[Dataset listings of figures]

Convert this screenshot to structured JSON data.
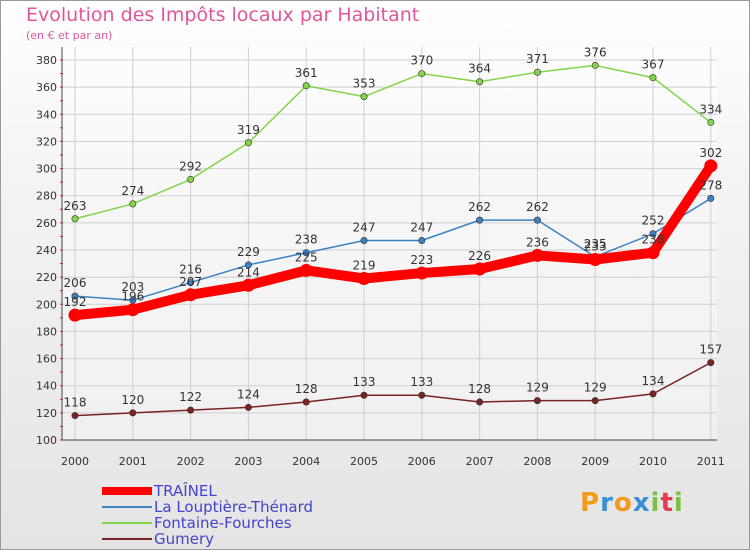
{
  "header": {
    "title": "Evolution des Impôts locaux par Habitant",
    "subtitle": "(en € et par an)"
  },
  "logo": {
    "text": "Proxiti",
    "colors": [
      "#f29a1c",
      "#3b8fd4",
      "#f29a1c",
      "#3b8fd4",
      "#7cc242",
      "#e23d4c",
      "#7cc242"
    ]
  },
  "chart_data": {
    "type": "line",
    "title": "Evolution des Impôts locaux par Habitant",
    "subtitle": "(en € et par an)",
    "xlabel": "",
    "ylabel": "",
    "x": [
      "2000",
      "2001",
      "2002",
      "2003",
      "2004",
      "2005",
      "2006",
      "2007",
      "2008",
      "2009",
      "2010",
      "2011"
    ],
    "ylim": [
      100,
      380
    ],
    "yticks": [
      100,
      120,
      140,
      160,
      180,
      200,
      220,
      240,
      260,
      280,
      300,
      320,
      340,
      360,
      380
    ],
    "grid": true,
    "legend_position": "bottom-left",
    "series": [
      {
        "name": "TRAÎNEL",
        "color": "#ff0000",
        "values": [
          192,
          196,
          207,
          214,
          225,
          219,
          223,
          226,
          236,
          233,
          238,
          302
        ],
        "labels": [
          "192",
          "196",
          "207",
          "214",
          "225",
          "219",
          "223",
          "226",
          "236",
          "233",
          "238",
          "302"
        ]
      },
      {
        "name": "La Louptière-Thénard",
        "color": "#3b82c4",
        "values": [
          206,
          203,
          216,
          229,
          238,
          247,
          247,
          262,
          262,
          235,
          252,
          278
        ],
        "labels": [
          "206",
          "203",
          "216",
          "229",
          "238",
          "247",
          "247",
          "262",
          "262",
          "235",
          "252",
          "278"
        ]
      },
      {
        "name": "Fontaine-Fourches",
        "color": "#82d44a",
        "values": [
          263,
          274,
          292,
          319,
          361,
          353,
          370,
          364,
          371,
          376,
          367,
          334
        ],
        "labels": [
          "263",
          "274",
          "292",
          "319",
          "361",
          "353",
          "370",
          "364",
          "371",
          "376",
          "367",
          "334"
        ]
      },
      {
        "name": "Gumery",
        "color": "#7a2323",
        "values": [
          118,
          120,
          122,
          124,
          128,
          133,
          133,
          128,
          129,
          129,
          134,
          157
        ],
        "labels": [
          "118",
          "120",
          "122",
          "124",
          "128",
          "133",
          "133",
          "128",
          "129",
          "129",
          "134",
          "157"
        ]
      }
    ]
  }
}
==
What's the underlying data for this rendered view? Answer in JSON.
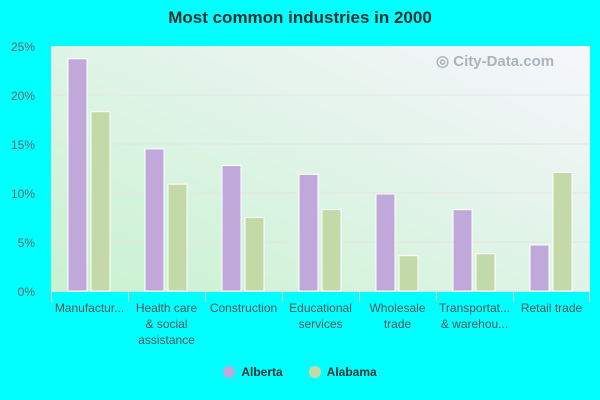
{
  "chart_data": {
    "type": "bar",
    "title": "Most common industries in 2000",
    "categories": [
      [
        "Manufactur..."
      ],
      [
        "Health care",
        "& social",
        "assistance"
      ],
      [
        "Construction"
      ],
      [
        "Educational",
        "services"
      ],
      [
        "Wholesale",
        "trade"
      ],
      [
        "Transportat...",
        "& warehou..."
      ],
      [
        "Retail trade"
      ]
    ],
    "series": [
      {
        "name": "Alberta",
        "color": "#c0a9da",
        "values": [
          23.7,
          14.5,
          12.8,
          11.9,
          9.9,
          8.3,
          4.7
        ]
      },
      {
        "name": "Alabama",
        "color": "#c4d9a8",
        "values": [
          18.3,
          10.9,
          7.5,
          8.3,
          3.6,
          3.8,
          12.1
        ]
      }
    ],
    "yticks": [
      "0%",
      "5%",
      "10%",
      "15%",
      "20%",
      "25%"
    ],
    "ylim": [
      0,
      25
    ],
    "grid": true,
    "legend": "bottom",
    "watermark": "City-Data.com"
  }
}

■ What the task requires
Copy each line of the data that contains the word "subtitle".

■ Exercise response
    "subtitle": "(en € et par an)"
    "subtitle": "(en € et par an)",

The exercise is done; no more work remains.